Collect from the data below each line with "Stories".

## EXERCISE MATERIAL
++++++++

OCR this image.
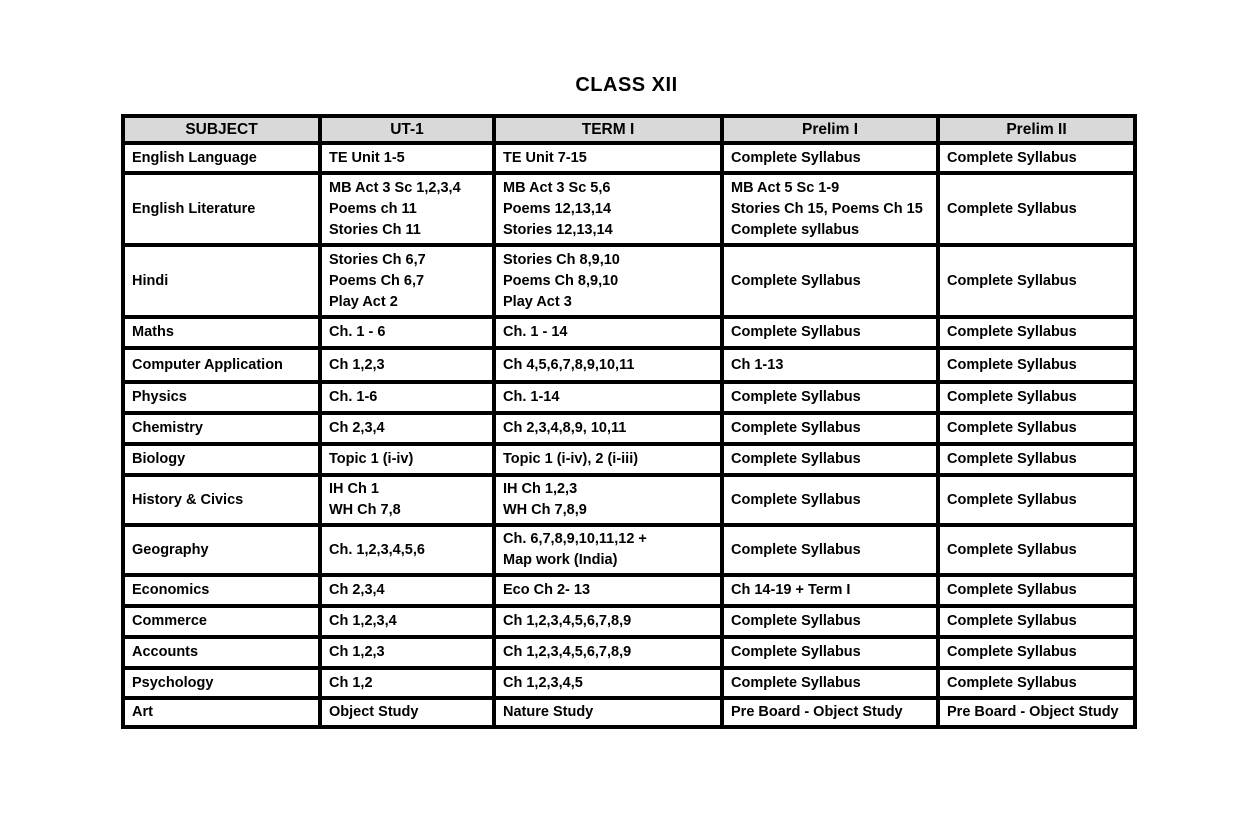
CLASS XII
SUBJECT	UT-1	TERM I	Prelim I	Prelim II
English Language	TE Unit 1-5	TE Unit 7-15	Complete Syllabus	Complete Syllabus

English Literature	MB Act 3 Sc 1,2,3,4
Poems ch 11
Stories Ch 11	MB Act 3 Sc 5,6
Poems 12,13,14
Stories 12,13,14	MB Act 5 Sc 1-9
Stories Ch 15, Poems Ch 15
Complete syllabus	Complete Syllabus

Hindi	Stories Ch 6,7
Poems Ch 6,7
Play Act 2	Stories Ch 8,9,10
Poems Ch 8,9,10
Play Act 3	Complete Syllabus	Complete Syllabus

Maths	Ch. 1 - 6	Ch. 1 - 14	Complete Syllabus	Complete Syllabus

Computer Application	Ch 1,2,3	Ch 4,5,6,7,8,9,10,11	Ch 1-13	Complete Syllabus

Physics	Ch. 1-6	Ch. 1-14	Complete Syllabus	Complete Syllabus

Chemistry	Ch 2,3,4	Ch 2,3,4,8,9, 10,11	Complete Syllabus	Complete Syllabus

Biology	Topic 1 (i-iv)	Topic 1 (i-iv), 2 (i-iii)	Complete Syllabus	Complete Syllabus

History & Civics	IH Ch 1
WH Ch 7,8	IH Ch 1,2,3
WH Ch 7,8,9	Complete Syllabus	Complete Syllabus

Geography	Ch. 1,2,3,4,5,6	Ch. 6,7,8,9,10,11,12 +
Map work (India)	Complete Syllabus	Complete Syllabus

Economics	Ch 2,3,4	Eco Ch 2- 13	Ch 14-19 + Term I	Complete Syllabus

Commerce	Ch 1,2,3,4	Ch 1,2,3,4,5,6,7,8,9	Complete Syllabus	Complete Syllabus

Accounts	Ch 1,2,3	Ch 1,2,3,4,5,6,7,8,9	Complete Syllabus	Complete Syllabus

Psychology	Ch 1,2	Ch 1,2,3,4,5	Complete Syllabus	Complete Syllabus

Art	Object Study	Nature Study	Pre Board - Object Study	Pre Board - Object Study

++++++++

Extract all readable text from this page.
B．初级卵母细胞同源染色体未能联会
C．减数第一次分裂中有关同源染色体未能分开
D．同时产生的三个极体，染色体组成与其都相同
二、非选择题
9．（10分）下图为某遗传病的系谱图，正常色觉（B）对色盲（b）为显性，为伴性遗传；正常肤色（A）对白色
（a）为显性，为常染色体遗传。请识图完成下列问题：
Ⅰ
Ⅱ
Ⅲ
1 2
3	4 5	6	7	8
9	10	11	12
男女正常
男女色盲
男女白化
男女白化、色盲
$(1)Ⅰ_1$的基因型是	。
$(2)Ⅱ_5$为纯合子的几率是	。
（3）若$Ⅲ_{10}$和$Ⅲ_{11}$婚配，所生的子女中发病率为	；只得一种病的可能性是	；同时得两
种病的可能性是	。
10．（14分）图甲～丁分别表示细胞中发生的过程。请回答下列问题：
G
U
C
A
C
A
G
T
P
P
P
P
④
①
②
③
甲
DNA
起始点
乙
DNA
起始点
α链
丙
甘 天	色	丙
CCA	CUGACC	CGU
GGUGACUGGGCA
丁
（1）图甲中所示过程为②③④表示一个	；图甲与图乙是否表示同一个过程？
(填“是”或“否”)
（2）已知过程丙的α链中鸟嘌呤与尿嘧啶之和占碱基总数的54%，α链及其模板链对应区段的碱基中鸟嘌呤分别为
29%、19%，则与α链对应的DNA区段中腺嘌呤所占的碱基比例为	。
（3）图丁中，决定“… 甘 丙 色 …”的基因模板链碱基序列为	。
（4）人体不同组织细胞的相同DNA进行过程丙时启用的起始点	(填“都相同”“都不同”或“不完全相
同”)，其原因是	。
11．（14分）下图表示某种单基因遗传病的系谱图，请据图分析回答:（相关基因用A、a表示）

++++++++

## CORRECT OUTPUT
Stories Ch 11	MB Act 3 Sc 5,6
Stories 12,13,14	MB Act 5 Sc 1-9
Stories Ch 15, Poems Ch 15
Hindi	Stories Ch 6,7
Play Act 2	Stories Ch 8,9,10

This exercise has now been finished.